• **Do this**
Count each line in which the word "screenshot" appears. Reply with the total and nothing more.

• **Given records**
------------------------------------------------------------------------
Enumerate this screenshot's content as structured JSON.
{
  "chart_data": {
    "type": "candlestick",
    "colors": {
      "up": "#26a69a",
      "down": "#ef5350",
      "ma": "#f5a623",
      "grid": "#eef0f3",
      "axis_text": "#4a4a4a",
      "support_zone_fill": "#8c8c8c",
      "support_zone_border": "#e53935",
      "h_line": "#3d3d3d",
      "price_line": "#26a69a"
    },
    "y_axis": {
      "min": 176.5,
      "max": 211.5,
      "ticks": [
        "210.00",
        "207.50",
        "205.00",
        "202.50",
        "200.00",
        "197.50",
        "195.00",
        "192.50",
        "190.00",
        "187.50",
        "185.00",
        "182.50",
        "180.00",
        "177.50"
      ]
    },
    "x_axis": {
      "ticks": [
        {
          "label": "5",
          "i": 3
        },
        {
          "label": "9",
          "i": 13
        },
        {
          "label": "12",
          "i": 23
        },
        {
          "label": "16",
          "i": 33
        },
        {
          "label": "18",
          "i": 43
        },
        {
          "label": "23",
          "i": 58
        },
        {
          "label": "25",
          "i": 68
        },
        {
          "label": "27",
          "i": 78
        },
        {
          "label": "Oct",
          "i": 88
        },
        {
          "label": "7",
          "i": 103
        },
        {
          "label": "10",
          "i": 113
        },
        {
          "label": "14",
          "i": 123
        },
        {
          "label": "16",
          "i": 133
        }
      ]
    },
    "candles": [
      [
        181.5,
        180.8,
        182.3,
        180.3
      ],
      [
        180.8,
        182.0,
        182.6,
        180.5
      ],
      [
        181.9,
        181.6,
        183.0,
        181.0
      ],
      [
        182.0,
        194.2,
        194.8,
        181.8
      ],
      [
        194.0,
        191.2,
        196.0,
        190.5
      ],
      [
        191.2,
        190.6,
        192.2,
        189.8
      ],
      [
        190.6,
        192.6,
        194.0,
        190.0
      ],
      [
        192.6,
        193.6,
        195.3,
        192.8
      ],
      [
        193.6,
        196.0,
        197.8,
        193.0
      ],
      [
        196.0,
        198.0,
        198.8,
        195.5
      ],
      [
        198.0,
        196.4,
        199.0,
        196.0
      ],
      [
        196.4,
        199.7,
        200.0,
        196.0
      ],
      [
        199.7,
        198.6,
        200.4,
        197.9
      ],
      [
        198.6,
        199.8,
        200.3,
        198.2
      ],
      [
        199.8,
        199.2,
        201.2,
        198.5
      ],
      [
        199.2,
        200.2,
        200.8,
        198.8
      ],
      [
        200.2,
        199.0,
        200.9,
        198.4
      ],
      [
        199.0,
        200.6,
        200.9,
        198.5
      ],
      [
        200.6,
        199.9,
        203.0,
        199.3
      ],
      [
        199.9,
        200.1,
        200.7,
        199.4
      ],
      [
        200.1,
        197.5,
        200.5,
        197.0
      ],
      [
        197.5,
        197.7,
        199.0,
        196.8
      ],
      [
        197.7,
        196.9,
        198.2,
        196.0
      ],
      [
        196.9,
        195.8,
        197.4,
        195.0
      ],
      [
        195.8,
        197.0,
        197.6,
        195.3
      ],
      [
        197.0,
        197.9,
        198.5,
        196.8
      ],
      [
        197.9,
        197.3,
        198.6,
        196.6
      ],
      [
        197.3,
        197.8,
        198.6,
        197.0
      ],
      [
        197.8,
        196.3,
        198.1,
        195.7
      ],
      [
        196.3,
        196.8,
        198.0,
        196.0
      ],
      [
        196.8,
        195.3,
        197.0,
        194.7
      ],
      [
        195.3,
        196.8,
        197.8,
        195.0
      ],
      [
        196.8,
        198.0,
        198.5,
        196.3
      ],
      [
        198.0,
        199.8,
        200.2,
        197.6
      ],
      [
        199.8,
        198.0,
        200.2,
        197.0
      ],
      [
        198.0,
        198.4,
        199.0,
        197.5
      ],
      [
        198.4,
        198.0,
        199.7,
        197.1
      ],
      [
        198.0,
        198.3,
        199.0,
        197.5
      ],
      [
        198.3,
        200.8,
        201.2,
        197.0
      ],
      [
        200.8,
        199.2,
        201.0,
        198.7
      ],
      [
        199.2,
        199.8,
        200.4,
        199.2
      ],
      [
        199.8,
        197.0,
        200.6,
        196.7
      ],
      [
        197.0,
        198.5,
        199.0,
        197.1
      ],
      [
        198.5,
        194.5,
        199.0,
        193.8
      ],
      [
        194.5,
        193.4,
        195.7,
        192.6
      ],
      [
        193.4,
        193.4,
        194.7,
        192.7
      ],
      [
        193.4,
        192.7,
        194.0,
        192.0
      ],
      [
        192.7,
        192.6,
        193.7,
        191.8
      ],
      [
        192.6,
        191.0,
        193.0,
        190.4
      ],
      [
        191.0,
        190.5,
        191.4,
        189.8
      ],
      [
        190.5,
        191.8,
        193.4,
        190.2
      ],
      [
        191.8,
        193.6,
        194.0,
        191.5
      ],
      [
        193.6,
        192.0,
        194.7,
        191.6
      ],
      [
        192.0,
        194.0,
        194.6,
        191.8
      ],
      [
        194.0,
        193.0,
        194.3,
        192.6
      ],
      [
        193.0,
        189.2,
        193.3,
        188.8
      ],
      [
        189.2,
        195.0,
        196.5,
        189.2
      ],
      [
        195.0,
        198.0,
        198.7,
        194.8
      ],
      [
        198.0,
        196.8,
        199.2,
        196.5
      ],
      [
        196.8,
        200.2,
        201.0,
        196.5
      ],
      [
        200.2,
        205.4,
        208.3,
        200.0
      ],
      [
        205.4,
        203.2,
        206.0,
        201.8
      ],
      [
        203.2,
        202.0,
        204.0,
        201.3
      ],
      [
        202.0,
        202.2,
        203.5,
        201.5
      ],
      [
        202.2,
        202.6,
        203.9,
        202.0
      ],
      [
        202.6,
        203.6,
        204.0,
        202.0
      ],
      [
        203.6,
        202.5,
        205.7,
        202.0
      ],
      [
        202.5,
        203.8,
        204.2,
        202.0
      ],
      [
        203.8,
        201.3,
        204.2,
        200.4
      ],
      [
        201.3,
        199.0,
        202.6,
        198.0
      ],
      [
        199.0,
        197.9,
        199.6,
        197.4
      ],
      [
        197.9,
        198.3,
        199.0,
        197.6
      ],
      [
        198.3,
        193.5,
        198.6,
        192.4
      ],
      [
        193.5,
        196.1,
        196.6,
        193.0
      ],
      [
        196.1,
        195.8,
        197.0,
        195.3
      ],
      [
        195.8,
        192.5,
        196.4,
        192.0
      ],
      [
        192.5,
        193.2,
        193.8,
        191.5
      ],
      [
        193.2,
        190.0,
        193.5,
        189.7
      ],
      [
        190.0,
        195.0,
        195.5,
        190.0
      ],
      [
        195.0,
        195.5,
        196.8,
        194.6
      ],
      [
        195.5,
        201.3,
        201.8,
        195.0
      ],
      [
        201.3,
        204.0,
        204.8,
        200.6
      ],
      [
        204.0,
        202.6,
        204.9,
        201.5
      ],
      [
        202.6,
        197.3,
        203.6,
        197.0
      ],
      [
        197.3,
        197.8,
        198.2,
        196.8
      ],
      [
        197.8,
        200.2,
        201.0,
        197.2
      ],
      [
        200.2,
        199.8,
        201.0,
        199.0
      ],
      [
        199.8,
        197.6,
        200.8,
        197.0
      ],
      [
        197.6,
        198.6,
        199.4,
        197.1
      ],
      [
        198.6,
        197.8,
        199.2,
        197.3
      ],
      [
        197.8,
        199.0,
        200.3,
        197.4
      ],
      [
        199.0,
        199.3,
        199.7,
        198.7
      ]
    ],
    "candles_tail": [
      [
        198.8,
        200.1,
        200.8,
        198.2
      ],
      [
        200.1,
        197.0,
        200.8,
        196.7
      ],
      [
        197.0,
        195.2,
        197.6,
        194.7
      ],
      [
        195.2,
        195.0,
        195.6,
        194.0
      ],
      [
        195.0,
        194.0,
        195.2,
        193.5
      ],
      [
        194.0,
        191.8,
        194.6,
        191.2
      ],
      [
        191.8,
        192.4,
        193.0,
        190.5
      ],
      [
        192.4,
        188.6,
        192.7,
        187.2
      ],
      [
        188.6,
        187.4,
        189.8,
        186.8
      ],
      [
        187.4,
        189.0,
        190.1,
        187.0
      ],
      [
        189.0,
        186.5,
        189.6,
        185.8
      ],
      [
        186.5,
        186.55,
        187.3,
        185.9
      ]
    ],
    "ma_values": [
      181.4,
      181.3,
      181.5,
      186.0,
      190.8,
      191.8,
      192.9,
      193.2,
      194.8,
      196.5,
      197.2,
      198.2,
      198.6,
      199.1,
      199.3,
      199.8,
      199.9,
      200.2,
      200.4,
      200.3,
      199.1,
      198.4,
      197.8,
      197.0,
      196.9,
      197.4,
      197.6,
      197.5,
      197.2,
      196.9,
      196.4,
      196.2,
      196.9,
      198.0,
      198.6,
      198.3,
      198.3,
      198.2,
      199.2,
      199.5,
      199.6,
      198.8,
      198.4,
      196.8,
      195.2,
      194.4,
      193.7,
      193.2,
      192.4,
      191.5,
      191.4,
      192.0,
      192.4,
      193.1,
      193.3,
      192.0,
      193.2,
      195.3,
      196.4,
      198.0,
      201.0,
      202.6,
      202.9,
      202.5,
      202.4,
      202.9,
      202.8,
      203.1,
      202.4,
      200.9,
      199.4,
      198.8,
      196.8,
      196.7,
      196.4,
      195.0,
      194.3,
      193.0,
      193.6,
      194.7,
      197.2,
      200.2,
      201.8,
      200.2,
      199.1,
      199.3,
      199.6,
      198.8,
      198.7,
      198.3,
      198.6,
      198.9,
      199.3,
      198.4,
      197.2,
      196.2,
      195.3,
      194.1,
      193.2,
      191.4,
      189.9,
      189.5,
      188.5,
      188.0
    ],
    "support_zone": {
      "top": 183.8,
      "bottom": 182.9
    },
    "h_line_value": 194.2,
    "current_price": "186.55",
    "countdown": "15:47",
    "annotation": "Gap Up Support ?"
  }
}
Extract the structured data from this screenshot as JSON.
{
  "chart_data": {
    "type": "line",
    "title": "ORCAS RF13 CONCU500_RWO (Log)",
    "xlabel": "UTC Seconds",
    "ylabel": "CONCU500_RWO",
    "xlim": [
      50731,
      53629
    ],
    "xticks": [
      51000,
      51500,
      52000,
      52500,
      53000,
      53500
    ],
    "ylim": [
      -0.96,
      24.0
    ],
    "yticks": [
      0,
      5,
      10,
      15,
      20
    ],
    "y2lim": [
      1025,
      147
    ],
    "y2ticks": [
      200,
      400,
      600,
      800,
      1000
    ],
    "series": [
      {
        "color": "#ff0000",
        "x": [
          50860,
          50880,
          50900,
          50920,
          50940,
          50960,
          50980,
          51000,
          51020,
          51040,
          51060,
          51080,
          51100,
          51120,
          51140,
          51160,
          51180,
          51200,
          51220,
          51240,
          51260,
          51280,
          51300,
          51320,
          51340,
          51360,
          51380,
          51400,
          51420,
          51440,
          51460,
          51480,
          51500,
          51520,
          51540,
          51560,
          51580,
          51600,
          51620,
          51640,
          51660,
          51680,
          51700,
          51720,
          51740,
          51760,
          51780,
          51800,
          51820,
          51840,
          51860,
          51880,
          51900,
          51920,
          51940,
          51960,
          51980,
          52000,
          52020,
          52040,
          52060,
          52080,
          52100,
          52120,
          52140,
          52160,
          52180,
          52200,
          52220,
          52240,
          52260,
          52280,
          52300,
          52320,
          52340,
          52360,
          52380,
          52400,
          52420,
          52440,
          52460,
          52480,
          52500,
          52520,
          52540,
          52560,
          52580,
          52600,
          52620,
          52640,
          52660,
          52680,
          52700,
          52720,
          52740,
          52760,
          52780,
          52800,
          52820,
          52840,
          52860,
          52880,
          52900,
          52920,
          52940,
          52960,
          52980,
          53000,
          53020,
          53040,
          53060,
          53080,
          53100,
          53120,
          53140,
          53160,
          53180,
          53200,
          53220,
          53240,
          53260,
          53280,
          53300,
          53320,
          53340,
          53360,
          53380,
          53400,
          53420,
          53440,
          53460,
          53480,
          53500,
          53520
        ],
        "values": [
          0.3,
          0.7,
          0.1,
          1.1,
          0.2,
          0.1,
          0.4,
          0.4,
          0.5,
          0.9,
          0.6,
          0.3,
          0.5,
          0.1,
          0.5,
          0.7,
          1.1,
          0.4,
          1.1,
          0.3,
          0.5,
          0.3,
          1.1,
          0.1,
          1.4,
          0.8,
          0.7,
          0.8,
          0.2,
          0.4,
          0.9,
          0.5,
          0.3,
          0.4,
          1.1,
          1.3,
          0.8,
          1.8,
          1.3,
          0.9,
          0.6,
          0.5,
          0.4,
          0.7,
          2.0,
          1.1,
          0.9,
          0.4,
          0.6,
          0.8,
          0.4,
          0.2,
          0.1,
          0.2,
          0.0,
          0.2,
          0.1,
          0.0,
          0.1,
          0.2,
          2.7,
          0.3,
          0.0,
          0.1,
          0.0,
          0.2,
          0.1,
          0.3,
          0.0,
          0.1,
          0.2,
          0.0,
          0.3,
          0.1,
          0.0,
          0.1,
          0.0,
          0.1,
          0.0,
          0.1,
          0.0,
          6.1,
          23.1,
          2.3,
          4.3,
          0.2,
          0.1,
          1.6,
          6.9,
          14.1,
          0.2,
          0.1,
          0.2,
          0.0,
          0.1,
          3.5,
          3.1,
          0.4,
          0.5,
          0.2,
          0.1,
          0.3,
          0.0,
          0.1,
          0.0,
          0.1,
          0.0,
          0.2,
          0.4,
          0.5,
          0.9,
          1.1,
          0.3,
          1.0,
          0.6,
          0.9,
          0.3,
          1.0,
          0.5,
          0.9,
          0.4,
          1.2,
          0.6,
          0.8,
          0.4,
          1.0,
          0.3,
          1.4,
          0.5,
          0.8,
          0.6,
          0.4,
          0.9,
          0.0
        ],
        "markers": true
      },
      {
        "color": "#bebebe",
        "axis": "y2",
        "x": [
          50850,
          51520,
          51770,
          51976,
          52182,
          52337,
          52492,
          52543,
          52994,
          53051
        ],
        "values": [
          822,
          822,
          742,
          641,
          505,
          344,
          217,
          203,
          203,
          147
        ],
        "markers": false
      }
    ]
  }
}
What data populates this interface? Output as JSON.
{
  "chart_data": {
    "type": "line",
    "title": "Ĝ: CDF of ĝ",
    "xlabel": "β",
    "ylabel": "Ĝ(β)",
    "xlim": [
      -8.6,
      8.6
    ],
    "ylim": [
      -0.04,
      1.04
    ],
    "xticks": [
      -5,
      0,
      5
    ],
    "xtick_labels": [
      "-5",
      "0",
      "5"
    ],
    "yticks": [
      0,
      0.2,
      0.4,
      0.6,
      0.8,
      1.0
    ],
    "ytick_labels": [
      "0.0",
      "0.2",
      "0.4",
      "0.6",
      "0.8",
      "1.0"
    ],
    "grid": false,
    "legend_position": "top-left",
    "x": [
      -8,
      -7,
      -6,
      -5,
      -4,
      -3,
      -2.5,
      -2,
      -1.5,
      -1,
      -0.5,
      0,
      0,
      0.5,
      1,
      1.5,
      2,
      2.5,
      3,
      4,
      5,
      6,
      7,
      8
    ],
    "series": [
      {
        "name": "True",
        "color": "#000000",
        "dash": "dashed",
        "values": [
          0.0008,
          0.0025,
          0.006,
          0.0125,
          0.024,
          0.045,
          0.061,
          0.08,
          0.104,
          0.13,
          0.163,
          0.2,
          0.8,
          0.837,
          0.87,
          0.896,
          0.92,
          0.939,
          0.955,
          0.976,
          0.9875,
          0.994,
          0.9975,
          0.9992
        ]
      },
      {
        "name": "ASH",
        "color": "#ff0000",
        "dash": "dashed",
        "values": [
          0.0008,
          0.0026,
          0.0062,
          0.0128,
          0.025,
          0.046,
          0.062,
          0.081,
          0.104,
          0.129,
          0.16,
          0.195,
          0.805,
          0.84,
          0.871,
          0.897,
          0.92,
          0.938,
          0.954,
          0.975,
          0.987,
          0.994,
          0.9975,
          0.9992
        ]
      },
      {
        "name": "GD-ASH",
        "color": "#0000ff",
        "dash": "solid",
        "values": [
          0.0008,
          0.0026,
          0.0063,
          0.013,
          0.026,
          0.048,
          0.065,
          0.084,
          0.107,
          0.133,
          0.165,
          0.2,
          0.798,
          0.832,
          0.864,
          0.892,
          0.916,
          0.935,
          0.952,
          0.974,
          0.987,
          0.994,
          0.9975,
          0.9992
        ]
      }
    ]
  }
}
------------------------------------------------------------------------
• **Task output**
2